─── SOURCE RECORDS

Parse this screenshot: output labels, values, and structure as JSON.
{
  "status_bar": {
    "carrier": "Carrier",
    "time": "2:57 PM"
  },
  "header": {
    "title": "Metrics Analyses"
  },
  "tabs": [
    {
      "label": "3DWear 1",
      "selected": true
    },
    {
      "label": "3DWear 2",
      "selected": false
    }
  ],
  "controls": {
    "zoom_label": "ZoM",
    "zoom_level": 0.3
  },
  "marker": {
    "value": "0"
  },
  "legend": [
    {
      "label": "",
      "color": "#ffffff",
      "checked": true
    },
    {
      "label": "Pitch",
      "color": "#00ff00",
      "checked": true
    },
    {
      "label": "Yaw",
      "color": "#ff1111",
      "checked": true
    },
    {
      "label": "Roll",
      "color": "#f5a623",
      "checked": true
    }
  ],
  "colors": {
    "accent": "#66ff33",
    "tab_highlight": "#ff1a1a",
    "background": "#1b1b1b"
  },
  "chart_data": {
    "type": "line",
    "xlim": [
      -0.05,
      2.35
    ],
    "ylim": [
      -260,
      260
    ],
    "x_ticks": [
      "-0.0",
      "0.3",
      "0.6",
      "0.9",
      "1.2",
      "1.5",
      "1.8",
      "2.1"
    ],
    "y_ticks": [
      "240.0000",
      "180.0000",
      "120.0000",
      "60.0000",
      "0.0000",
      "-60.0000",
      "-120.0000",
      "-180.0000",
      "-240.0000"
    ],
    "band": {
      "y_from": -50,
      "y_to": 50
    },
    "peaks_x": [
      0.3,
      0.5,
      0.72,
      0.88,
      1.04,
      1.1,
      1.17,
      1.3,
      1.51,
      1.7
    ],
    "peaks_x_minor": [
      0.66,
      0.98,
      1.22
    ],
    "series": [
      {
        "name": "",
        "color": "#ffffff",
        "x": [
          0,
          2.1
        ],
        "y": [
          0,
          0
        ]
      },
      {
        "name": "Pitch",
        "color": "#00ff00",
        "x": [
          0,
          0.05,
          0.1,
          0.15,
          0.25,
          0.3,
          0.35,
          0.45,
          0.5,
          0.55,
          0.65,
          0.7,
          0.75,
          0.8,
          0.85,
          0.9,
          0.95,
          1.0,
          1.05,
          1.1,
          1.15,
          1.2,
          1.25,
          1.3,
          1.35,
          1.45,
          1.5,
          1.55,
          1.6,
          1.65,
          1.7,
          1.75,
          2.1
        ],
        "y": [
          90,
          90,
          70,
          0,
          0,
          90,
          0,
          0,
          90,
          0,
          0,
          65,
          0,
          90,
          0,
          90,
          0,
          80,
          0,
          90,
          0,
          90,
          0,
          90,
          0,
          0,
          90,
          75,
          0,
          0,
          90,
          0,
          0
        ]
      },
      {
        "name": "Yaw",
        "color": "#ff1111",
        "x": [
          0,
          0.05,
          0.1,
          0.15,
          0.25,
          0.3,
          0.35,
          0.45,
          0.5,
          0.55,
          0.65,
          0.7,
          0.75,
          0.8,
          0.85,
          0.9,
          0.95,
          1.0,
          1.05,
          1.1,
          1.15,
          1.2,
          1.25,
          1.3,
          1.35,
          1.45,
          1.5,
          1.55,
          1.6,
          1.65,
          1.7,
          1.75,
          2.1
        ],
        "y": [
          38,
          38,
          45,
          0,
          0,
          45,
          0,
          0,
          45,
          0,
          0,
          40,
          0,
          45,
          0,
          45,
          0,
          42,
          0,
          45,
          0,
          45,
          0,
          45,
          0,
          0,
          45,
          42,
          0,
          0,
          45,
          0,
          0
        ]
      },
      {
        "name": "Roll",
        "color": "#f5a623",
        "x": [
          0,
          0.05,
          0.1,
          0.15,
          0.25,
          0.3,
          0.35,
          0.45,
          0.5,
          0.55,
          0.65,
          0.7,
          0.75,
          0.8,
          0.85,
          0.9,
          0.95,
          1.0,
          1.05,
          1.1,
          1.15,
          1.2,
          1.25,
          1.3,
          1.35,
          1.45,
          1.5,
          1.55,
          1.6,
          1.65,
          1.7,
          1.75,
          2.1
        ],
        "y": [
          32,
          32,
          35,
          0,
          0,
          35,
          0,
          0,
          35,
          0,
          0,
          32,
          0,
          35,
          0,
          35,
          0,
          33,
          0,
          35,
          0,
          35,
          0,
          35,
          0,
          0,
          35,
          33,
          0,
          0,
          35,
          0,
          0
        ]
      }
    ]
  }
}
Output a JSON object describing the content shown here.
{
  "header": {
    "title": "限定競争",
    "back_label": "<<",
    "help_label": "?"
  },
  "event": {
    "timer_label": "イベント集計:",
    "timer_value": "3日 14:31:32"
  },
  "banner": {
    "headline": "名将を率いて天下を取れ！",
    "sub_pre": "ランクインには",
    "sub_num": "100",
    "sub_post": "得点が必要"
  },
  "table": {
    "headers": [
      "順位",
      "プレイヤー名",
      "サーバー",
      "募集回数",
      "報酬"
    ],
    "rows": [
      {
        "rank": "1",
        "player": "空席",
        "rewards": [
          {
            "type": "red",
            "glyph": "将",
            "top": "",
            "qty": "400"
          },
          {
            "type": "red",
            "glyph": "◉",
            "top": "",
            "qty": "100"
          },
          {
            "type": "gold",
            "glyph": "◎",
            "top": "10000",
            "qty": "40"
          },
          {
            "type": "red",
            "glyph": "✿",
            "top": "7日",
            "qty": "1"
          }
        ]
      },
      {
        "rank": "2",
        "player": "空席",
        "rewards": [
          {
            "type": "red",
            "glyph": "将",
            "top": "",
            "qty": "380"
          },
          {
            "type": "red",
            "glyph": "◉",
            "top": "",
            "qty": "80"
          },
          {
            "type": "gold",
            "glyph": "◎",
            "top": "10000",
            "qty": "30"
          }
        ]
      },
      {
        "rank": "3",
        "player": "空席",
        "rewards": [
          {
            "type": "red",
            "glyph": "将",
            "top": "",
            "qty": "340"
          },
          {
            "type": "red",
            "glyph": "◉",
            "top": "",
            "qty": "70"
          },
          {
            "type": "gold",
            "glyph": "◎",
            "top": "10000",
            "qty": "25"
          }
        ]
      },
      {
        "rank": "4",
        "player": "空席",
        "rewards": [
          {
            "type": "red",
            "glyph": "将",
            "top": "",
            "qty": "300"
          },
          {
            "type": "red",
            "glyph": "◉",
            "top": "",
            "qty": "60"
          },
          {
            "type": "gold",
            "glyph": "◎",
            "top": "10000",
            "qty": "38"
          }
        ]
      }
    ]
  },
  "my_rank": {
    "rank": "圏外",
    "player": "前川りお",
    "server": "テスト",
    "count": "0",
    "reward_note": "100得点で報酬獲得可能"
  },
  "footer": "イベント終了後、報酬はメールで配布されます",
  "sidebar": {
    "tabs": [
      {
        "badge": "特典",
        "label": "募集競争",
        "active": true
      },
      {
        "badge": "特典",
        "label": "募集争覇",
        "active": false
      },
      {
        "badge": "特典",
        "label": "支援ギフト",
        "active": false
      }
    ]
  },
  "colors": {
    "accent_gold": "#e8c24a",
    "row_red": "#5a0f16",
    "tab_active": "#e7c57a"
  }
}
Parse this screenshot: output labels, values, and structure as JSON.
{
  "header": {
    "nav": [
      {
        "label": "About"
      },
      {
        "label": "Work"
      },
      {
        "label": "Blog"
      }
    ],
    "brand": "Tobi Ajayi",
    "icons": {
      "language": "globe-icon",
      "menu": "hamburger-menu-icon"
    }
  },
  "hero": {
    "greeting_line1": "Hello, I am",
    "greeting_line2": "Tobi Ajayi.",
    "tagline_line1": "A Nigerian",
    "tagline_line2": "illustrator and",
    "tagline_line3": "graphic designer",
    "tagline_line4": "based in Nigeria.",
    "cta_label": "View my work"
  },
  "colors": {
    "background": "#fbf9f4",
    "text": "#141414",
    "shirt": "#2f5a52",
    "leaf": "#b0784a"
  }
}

──────

From the listing above, collect each line in which the string "Ajayi" appears.

    "brand": "Tobi Ajayi",
    "greeting_line2": "Tobi Ajayi.",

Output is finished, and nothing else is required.